◆ Data to use ◆
-=-=-
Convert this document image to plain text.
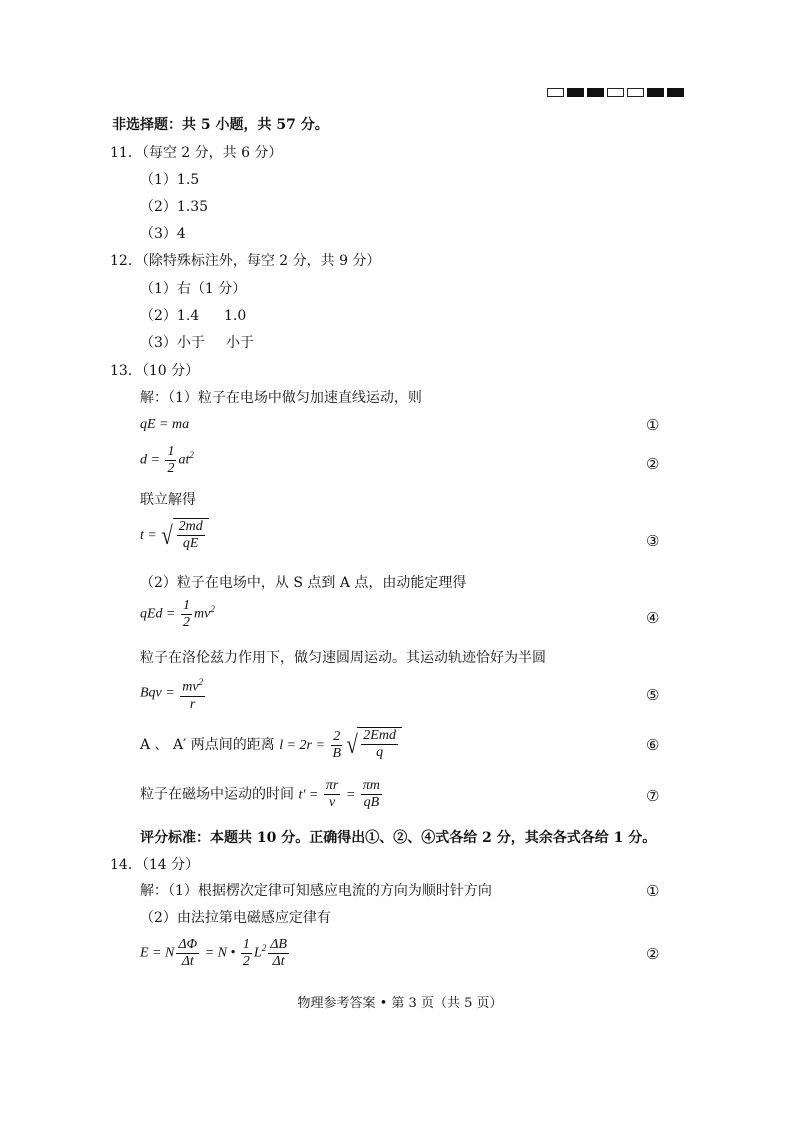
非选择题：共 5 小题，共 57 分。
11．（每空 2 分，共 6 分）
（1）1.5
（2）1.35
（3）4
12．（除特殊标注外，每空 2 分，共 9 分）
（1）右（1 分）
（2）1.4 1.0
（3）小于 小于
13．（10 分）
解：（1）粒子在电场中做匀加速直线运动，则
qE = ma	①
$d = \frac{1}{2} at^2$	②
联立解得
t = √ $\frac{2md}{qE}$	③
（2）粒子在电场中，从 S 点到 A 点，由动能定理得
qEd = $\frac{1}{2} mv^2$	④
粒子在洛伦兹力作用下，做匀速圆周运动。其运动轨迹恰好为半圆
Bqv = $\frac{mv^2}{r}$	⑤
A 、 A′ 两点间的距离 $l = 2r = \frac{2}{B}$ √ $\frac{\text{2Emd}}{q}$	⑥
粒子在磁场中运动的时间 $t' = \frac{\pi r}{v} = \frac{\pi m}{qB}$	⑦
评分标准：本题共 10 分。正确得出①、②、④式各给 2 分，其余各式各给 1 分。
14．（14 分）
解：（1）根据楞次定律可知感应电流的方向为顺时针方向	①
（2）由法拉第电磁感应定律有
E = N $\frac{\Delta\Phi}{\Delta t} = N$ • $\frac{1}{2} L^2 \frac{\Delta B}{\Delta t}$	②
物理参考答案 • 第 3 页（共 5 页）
-=-=-
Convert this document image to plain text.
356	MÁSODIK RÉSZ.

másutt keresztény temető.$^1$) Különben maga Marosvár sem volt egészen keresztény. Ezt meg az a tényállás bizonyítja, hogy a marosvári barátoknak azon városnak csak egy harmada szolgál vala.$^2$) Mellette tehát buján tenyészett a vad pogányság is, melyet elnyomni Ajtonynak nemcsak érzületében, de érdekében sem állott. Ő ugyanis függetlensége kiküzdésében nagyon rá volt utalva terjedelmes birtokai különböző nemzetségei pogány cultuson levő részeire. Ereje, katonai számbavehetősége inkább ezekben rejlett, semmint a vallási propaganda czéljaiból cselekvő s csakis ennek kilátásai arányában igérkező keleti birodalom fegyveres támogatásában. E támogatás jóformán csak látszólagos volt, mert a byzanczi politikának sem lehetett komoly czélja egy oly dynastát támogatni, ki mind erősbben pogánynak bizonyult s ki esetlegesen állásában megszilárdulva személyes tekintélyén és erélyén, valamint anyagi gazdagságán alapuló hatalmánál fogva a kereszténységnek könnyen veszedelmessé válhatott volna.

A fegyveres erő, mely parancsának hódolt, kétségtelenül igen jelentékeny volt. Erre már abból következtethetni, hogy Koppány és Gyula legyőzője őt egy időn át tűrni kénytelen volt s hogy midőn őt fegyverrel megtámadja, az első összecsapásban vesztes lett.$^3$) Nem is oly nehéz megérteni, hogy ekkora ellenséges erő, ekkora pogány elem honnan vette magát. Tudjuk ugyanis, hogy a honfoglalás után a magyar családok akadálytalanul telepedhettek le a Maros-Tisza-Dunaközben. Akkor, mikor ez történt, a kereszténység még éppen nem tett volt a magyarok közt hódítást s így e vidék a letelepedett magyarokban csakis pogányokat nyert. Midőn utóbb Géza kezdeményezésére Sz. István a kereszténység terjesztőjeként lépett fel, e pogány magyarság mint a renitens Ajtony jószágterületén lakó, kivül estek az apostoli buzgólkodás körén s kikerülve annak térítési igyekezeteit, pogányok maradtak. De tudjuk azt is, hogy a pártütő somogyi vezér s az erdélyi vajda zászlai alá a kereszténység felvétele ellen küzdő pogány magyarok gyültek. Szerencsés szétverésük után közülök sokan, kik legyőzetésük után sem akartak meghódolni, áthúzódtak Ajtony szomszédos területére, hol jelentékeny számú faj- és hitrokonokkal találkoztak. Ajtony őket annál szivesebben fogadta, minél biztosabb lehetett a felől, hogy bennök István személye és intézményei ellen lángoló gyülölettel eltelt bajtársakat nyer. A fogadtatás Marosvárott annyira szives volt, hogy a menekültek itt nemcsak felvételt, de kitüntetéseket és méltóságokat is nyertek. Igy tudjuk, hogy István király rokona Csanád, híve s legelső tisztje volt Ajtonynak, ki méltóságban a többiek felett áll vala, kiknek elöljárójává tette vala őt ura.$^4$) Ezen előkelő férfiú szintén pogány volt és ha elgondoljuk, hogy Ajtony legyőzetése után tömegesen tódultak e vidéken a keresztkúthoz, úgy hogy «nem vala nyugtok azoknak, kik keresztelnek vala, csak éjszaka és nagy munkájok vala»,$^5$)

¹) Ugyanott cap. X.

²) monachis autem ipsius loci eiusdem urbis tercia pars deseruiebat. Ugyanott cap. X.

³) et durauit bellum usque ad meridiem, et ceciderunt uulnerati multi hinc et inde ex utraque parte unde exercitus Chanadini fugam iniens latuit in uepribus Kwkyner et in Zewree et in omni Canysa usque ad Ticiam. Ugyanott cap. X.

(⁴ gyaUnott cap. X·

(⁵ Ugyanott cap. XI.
-=-=-
◆ Given instruction ◆
Copy every line above that includes the string "frac".

◆ Solution to the problem ◆
$d = \frac{1}{2} at^2$	②
t = √ $\frac{2md}{qE}$	③
qEd = $\frac{1}{2} mv^2$	④
Bqv = $\frac{mv^2}{r}$	⑤
A 、 A′ 两点间的距离 $l = 2r = \frac{2}{B}$ √ $\frac{\text{2Emd}}{q}$	⑥
粒子在磁场中运动的时间 $t' = \frac{\pi r}{v} = \frac{\pi m}{qB}$	⑦
E = N $\frac{\Delta\Phi}{\Delta t} = N$ • $\frac{1}{2} L^2 \frac{\Delta B}{\Delta t}$	②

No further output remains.